══ Selected extract

Scotiabank’s ING Direct Sees Opportunity in Wealth

Bank of Nova Scotia (BNS)’s ING Direct unit sees growth potential in wealth management after it completes efforts to add deposits and customers and introduces a credit card, said Peter Aceto, who heads the business.

“We see, a few years out on the horizon, wealth management as a gigantic opportunity for our business,” Aceto, 45, the unit’s chief executive officer, said yesterday in an interview at Bloomberg’s Toronto office.

The first priority is rebranding the business to Tangerine by June, wooing more customers with high-interest savings and checking accounts and introducing a credit card by next year, Aceto said. Scotiabank bought Amsterdam-based ING Groep NV (INGA)’s Canadian operations in November 2012 for C$3.1 billion ($2.8 billion), gaining an online banking platform with C$30 billion of deposits and 1.8 million customers.

════
══ Records shown

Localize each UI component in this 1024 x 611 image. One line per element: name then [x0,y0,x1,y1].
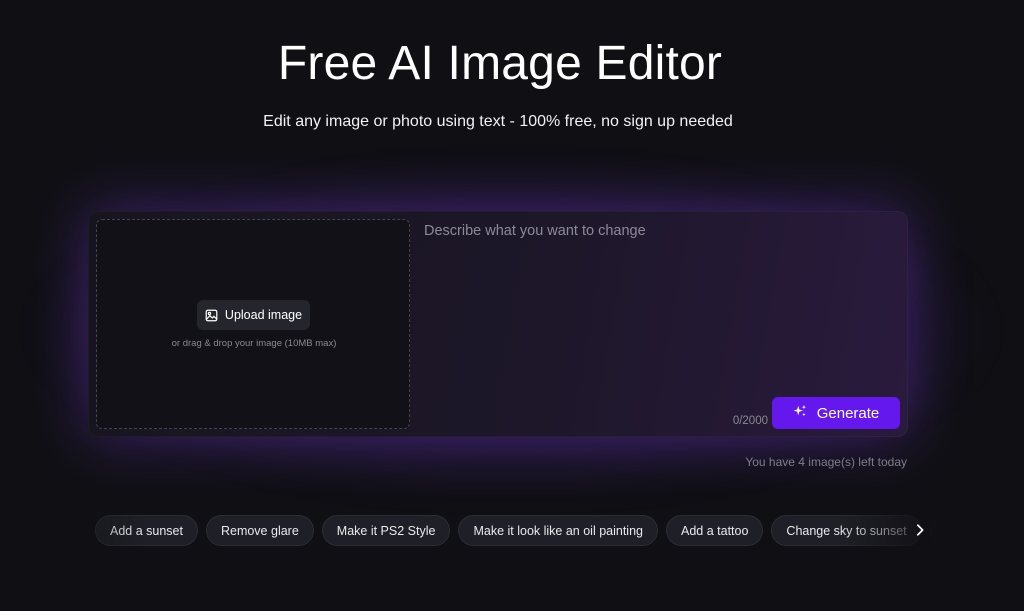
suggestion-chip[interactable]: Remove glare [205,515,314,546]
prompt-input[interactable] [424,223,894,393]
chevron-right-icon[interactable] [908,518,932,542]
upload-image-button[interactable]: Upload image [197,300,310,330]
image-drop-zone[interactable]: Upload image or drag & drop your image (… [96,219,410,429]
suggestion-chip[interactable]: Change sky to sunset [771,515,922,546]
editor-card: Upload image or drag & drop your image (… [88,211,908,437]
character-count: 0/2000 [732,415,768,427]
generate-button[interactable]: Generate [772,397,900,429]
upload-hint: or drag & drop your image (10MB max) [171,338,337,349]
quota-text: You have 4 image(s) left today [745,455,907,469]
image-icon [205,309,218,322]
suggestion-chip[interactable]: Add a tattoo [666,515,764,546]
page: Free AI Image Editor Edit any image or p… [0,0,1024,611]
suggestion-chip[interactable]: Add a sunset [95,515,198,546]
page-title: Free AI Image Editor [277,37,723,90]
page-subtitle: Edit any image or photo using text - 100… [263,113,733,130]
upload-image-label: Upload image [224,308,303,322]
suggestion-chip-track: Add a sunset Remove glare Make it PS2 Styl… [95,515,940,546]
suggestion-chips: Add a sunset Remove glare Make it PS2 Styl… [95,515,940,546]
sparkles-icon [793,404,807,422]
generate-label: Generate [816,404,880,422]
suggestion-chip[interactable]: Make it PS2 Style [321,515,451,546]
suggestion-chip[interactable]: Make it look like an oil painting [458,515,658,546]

════

◆ Tasks for this exercise:
• A. Answer these questions from the news story about ING Direct:
(i) What name is the business being rebranded to, and by when?
(ii) How old is Peter Aceto?
(iii) What price did Scotiabank pay for ING Groep NV's Canadian operations?
• B. In the entries, copy out everything from the line containing "suggestion-chip[interactable]: Remove glare" down to the line containing "upload-image-button[interactable]: Upload image", including both of those lines.
The entries are unrelated to the news story about ING Direct.

◆ Per-task outputs:
• A.
(i) Tangerine, by June.
(ii) 45.
(iii) C$3.1 billion ($2.8 billion).

• B.
suggestion-chip[interactable]: Remove glare [205,515,314,546]
prompt-input[interactable] [424,223,894,393]
chevron-right-icon[interactable] [908,518,932,542]
upload-image-button[interactable]: Upload image [197,300,310,330]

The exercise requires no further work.